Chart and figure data
++++++++++++++++++++

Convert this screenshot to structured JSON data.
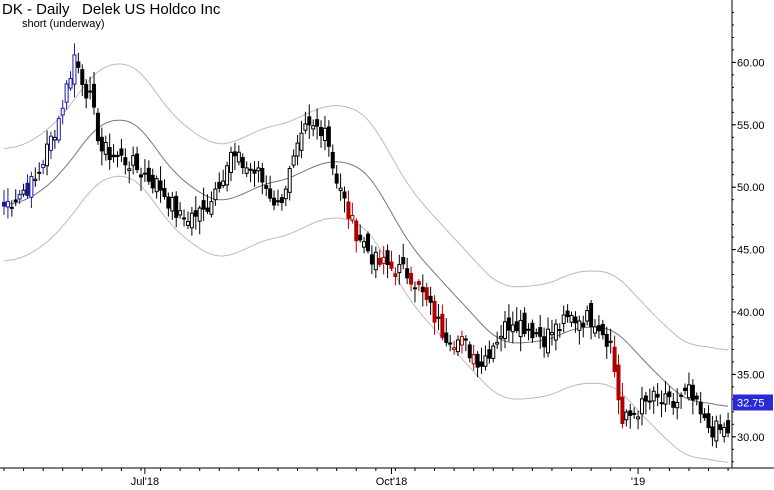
{
  "chart_data": {
    "type": "candlestick",
    "title": "DK - Daily   Delek US Holdco Inc",
    "subtitle": "short (underway)",
    "ylim": [
      27.5,
      65
    ],
    "y_ticks": [
      30,
      35,
      40,
      45,
      50,
      55,
      60
    ],
    "y_tick_labels": [
      "30.00",
      "35.00",
      "40.00",
      "45.00",
      "50.00",
      "55.00",
      "60.00"
    ],
    "x_tick_labels": [
      {
        "label": "Jul'18",
        "bar": 36
      },
      {
        "label": "Oct'18",
        "bar": 99
      },
      {
        "label": "'19",
        "bar": 162
      }
    ],
    "last_price": "32.75",
    "last_price_value": 32.75,
    "colors": {
      "background": "#ffffff",
      "candle_default": "#000000",
      "candle_up_strong": "#1a1aa0",
      "candle_down_strong": "#b00000",
      "moving_average": "#777777",
      "bands": "#bbbbbb",
      "price_tag": "#2a2ad6",
      "axis": "#000000"
    },
    "close_anchors": [
      {
        "bar": 0,
        "close": 48.5
      },
      {
        "bar": 8,
        "close": 50.5
      },
      {
        "bar": 14,
        "close": 55.5
      },
      {
        "bar": 18,
        "close": 60.5
      },
      {
        "bar": 22,
        "close": 57.0
      },
      {
        "bar": 25,
        "close": 53.0
      },
      {
        "bar": 32,
        "close": 52.0
      },
      {
        "bar": 40,
        "close": 50.0
      },
      {
        "bar": 45,
        "close": 47.5
      },
      {
        "bar": 51,
        "close": 48.0
      },
      {
        "bar": 58,
        "close": 52.5
      },
      {
        "bar": 65,
        "close": 51.0
      },
      {
        "bar": 70,
        "close": 48.5
      },
      {
        "bar": 77,
        "close": 54.5
      },
      {
        "bar": 82,
        "close": 55.0
      },
      {
        "bar": 85,
        "close": 50.5
      },
      {
        "bar": 89,
        "close": 47.0
      },
      {
        "bar": 95,
        "close": 44.0
      },
      {
        "bar": 104,
        "close": 43.0
      },
      {
        "bar": 112,
        "close": 38.5
      },
      {
        "bar": 117,
        "close": 37.5
      },
      {
        "bar": 122,
        "close": 36.0
      },
      {
        "bar": 126,
        "close": 38.0
      },
      {
        "bar": 130,
        "close": 39.5
      },
      {
        "bar": 138,
        "close": 38.0
      },
      {
        "bar": 145,
        "close": 39.5
      },
      {
        "bar": 151,
        "close": 39.5
      },
      {
        "bar": 155,
        "close": 37.5
      },
      {
        "bar": 158,
        "close": 31.0
      },
      {
        "bar": 161,
        "close": 32.0
      },
      {
        "bar": 166,
        "close": 33.0
      },
      {
        "bar": 171,
        "close": 32.5
      },
      {
        "bar": 175,
        "close": 33.5
      },
      {
        "bar": 179,
        "close": 31.0
      },
      {
        "bar": 182,
        "close": 30.5
      }
    ],
    "ma_period": 20,
    "band_width": 4.5,
    "blue_bars": [
      0,
      1,
      4,
      6,
      7,
      10,
      12,
      14,
      15,
      16,
      17,
      18
    ],
    "red_bars": [
      88,
      89,
      90,
      96,
      97,
      99,
      100,
      104,
      106,
      108,
      110,
      112,
      115,
      117,
      120,
      156,
      157,
      158
    ]
  }
}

++++++++++++++++++++

## DIRECTIVE
Take the listing above and restate it word for word, without its pictures.

## EXPECTED ANSWER
Convert this screenshot to structured JSON data.
{
  "chart_data": {
    "type": "candlestick",
    "title": "DK - Daily   Delek US Holdco Inc",
    "subtitle": "short (underway)",
    "ylim": [
      27.5,
      65
    ],
    "y_ticks": [
      30,
      35,
      40,
      45,
      50,
      55,
      60
    ],
    "y_tick_labels": [
      "30.00",
      "35.00",
      "40.00",
      "45.00",
      "50.00",
      "55.00",
      "60.00"
    ],
    "x_tick_labels": [
      {
        "label": "Jul'18",
        "bar": 36
      },
      {
        "label": "Oct'18",
        "bar": 99
      },
      {
        "label": "'19",
        "bar": 162
      }
    ],
    "last_price": "32.75",
    "last_price_value": 32.75,
    "colors": {
      "background": "#ffffff",
      "candle_default": "#000000",
      "candle_up_strong": "#1a1aa0",
      "candle_down_strong": "#b00000",
      "moving_average": "#777777",
      "bands": "#bbbbbb",
      "price_tag": "#2a2ad6",
      "axis": "#000000"
    },
    "close_anchors": [
      {
        "bar": 0,
        "close": 48.5
      },
      {
        "bar": 8,
        "close": 50.5
      },
      {
        "bar": 14,
        "close": 55.5
      },
      {
        "bar": 18,
        "close": 60.5
      },
      {
        "bar": 22,
        "close": 57.0
      },
      {
        "bar": 25,
        "close": 53.0
      },
      {
        "bar": 32,
        "close": 52.0
      },
      {
        "bar": 40,
        "close": 50.0
      },
      {
        "bar": 45,
        "close": 47.5
      },
      {
        "bar": 51,
        "close": 48.0
      },
      {
        "bar": 58,
        "close": 52.5
      },
      {
        "bar": 65,
        "close": 51.0
      },
      {
        "bar": 70,
        "close": 48.5
      },
      {
        "bar": 77,
        "close": 54.5
      },
      {
        "bar": 82,
        "close": 55.0
      },
      {
        "bar": 85,
        "close": 50.5
      },
      {
        "bar": 89,
        "close": 47.0
      },
      {
        "bar": 95,
        "close": 44.0
      },
      {
        "bar": 104,
        "close": 43.0
      },
      {
        "bar": 112,
        "close": 38.5
      },
      {
        "bar": 117,
        "close": 37.5
      },
      {
        "bar": 122,
        "close": 36.0
      },
      {
        "bar": 126,
        "close": 38.0
      },
      {
        "bar": 130,
        "close": 39.5
      },
      {
        "bar": 138,
        "close": 38.0
      },
      {
        "bar": 145,
        "close": 39.5
      },
      {
        "bar": 151,
        "close": 39.5
      },
      {
        "bar": 155,
        "close": 37.5
      },
      {
        "bar": 158,
        "close": 31.0
      },
      {
        "bar": 161,
        "close": 32.0
      },
      {
        "bar": 166,
        "close": 33.0
      },
      {
        "bar": 171,
        "close": 32.5
      },
      {
        "bar": 175,
        "close": 33.5
      },
      {
        "bar": 179,
        "close": 31.0
      },
      {
        "bar": 182,
        "close": 30.5
      }
    ],
    "ma_period": 20,
    "band_width": 4.5,
    "blue_bars": [
      0,
      1,
      4,
      6,
      7,
      10,
      12,
      14,
      15,
      16,
      17,
      18
    ],
    "red_bars": [
      88,
      89,
      90,
      96,
      97,
      99,
      100,
      104,
      106,
      108,
      110,
      112,
      115,
      117,
      120,
      156,
      157,
      158
    ]
  }
}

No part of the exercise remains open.